### TASK
Take each line containing "from" and report it exactly as written.

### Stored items
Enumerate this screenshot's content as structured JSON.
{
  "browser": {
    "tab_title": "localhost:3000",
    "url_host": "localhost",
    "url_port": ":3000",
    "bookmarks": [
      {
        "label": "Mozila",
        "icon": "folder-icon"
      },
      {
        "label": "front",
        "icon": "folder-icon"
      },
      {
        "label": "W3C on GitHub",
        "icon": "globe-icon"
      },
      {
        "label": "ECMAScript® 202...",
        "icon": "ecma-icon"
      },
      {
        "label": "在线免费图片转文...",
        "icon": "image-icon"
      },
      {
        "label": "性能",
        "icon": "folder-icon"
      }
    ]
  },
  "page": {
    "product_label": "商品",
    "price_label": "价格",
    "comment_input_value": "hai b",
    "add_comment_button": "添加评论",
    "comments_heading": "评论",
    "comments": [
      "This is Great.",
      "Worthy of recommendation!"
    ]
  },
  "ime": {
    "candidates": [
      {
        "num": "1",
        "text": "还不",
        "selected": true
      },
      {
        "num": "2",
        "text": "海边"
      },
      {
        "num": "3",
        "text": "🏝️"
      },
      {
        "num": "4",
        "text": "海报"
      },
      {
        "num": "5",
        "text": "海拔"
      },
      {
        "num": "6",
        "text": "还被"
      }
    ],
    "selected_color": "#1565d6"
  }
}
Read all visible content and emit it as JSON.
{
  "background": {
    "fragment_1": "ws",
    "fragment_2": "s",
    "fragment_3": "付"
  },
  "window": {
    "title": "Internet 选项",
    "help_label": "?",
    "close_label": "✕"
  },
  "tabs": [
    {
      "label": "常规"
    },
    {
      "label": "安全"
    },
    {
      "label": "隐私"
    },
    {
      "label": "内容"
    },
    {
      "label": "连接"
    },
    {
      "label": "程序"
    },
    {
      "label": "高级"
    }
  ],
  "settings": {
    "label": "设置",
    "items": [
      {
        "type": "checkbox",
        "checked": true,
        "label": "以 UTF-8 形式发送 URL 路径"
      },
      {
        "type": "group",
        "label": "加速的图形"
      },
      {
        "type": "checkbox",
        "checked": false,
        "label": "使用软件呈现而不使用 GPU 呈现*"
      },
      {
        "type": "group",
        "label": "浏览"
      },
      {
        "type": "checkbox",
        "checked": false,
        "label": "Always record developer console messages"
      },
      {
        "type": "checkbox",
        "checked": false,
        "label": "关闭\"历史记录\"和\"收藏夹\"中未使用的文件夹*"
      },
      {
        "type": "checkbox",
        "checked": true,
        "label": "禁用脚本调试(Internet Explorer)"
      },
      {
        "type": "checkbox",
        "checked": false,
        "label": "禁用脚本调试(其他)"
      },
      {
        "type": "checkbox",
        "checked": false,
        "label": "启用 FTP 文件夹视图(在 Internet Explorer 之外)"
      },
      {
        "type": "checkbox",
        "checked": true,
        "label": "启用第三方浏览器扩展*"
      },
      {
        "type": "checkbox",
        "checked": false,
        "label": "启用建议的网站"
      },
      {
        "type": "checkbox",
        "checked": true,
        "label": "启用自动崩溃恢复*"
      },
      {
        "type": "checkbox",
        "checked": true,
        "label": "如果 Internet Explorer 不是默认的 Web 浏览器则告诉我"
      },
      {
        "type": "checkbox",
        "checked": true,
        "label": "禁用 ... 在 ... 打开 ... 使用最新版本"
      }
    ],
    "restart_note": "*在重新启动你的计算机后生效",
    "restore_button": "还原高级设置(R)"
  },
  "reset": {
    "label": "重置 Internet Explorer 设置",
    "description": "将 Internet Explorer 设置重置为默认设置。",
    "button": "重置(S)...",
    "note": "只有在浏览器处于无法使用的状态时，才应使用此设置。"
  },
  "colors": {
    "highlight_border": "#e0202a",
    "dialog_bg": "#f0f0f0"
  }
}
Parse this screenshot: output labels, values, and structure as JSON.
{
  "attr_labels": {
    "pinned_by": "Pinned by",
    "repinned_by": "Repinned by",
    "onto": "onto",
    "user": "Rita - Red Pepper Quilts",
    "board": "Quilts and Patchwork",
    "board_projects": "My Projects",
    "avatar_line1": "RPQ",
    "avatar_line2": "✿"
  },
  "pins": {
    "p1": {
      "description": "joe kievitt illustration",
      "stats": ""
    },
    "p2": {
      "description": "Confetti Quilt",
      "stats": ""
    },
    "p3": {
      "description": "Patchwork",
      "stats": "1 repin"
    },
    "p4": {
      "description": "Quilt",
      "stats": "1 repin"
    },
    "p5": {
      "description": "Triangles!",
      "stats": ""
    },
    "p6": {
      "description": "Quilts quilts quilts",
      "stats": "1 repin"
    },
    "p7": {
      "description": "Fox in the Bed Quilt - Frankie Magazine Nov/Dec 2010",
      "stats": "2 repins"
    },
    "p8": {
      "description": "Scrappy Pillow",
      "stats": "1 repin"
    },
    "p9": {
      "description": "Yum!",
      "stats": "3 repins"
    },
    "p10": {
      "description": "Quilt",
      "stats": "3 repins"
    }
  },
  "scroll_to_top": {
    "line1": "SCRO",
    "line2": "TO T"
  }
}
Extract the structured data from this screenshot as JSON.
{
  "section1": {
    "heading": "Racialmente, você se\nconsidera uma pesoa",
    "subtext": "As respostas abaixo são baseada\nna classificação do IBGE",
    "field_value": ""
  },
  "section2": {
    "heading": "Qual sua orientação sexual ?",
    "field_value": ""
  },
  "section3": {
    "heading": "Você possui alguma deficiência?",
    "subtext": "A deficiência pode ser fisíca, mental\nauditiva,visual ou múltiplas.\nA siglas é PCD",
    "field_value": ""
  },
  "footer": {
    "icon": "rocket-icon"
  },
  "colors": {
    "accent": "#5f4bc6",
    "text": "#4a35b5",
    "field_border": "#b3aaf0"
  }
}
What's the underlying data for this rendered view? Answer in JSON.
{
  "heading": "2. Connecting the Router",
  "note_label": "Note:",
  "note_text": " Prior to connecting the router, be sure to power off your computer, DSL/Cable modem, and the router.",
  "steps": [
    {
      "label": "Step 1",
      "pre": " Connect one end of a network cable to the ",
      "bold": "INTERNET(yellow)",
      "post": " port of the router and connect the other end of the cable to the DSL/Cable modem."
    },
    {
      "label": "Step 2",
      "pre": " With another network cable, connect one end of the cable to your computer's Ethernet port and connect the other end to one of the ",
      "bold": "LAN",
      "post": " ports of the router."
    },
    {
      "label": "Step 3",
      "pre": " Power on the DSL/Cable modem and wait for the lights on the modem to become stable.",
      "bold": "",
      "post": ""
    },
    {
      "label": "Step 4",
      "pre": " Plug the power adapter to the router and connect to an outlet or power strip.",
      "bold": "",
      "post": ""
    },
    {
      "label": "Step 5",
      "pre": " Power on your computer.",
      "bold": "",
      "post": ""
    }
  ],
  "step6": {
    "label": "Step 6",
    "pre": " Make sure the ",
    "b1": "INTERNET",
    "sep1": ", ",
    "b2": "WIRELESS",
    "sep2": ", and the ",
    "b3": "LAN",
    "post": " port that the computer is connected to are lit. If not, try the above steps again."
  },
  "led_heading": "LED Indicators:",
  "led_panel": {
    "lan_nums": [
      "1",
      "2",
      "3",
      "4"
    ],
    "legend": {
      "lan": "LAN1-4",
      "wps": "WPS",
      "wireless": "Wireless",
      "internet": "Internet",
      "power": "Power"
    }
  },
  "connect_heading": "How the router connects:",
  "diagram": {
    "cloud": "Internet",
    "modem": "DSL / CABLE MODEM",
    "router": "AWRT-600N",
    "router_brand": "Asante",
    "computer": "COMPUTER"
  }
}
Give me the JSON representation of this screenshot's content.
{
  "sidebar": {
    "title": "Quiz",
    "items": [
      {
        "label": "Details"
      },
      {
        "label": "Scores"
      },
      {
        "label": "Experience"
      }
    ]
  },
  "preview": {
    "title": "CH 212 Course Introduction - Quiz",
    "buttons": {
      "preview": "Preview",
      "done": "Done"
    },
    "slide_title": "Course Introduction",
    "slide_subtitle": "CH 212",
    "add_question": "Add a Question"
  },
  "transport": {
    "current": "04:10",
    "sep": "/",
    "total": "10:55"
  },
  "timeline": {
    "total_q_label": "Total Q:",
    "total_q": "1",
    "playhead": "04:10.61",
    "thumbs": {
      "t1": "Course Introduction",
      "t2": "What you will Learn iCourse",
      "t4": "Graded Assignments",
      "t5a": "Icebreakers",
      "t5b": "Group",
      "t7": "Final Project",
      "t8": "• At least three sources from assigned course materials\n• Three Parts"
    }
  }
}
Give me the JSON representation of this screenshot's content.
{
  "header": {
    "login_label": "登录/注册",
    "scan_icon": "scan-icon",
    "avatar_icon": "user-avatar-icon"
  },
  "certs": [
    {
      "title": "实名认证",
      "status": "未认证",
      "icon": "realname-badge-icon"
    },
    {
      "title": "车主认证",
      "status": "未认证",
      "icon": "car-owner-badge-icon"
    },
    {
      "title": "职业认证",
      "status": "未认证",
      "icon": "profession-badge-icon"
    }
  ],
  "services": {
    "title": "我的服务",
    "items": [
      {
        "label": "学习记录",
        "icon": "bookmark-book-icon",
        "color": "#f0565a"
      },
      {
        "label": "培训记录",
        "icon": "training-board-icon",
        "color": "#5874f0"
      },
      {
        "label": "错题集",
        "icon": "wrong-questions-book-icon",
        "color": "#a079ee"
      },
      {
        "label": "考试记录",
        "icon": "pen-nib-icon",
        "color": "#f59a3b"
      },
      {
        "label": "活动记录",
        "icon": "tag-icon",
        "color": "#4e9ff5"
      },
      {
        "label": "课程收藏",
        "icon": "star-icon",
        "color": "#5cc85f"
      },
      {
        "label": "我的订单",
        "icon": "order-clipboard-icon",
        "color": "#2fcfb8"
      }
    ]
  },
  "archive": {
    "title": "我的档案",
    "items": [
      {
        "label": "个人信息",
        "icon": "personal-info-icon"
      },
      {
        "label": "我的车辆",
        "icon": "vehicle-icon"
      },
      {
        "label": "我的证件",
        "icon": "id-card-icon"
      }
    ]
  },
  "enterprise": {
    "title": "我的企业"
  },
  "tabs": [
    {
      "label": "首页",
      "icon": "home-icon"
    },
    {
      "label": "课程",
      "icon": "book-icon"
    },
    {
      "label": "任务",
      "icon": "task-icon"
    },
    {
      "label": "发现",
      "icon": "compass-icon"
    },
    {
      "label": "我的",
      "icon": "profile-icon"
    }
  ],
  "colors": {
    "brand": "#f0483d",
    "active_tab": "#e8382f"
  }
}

### RIGHT ANSWER
Extract the structured data from this screenshot as JSON.
      "t8": "• At least three sources from assigned course materials\n• Three Parts"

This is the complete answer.